Provided data:
⁂
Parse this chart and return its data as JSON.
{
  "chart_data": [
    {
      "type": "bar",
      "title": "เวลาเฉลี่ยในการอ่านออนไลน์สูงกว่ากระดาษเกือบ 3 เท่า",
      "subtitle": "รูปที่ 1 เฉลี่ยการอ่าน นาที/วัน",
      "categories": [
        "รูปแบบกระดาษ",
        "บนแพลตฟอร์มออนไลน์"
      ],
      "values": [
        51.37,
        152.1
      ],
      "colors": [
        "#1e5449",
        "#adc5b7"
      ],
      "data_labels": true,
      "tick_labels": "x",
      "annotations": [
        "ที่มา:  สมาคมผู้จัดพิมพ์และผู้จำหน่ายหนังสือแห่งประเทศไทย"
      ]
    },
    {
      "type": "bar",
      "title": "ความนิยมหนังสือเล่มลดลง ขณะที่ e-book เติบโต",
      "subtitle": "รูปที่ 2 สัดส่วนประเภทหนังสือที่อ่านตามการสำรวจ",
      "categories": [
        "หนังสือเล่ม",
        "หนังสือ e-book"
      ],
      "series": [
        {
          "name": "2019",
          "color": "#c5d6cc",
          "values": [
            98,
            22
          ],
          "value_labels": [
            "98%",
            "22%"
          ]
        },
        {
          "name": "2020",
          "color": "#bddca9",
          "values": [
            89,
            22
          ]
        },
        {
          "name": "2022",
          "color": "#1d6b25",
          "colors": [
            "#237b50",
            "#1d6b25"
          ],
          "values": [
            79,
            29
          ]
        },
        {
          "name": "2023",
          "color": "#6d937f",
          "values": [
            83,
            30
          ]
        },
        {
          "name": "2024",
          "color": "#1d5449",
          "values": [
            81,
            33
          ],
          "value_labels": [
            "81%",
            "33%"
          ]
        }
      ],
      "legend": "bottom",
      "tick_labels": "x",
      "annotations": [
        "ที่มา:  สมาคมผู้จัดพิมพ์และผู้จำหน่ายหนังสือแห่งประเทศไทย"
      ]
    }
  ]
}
⁂
Set task:
Using the data above, return each line exactly as written.

Written response:
Parse this chart and return its data as JSON.
{
  "chart_data": [
    {
      "type": "bar",
      "title": "เวลาเฉลี่ยในการอ่านออนไลน์สูงกว่ากระดาษเกือบ 3 เท่า",
      "subtitle": "รูปที่ 1 เฉลี่ยการอ่าน นาที/วัน",
      "categories": [
        "รูปแบบกระดาษ",
        "บนแพลตฟอร์มออนไลน์"
      ],
      "values": [
        51.37,
        152.1
      ],
      "colors": [
        "#1e5449",
        "#adc5b7"
      ],
      "data_labels": true,
      "tick_labels": "x",
      "annotations": [
        "ที่มา:  สมาคมผู้จัดพิมพ์และผู้จำหน่ายหนังสือแห่งประเทศไทย"
      ]
    },
    {
      "type": "bar",
      "title": "ความนิยมหนังสือเล่มลดลง ขณะที่ e-book เติบโต",
      "subtitle": "รูปที่ 2 สัดส่วนประเภทหนังสือที่อ่านตามการสำรวจ",
      "categories": [
        "หนังสือเล่ม",
        "หนังสือ e-book"
      ],
      "series": [
        {
          "name": "2019",
          "color": "#c5d6cc",
          "values": [
            98,
            22
          ],
          "value_labels": [
            "98%",
            "22%"
          ]
        },
        {
          "name": "2020",
          "color": "#bddca9",
          "values": [
            89,
            22
          ]
        },
        {
          "name": "2022",
          "color": "#1d6b25",
          "colors": [
            "#237b50",
            "#1d6b25"
          ],
          "values": [
            79,
            29
          ]
        },
        {
          "name": "2023",
          "color": "#6d937f",
          "values": [
            83,
            30
          ]
        },
        {
          "name": "2024",
          "color": "#1d5449",
          "values": [
            81,
            33
          ],
          "value_labels": [
            "81%",
            "33%"
          ]
        }
      ],
      "legend": "bottom",
      "tick_labels": "x",
      "annotations": [
        "ที่มา:  สมาคมผู้จัดพิมพ์และผู้จำหน่ายหนังสือแห่งประเทศไทย"
      ]
    }
  ]
}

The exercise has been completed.